+++ INPUT ROWS +++

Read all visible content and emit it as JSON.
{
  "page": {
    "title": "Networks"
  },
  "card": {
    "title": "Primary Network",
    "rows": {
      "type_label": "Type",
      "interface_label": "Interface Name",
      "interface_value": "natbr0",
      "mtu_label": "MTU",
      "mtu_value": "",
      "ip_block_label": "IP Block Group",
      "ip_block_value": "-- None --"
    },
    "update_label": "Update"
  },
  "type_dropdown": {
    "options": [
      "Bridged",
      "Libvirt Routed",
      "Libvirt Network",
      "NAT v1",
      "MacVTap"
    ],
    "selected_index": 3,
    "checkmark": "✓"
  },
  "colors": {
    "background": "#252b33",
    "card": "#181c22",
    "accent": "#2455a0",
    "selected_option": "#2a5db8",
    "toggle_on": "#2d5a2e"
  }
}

+++

# TO DO
Restate the listing in full, word for word.

# EXERCISE RESULT
Read all visible content and emit it as JSON.
{
  "page": {
    "title": "Networks"
  },
  "card": {
    "title": "Primary Network",
    "rows": {
      "type_label": "Type",
      "interface_label": "Interface Name",
      "interface_value": "natbr0",
      "mtu_label": "MTU",
      "mtu_value": "",
      "ip_block_label": "IP Block Group",
      "ip_block_value": "-- None --"
    },
    "update_label": "Update"
  },
  "type_dropdown": {
    "options": [
      "Bridged",
      "Libvirt Routed",
      "Libvirt Network",
      "NAT v1",
      "MacVTap"
    ],
    "selected_index": 3,
    "checkmark": "✓"
  },
  "colors": {
    "background": "#252b33",
    "card": "#181c22",
    "accent": "#2455a0",
    "selected_option": "#2a5db8",
    "toggle_on": "#2d5a2e"
  }
}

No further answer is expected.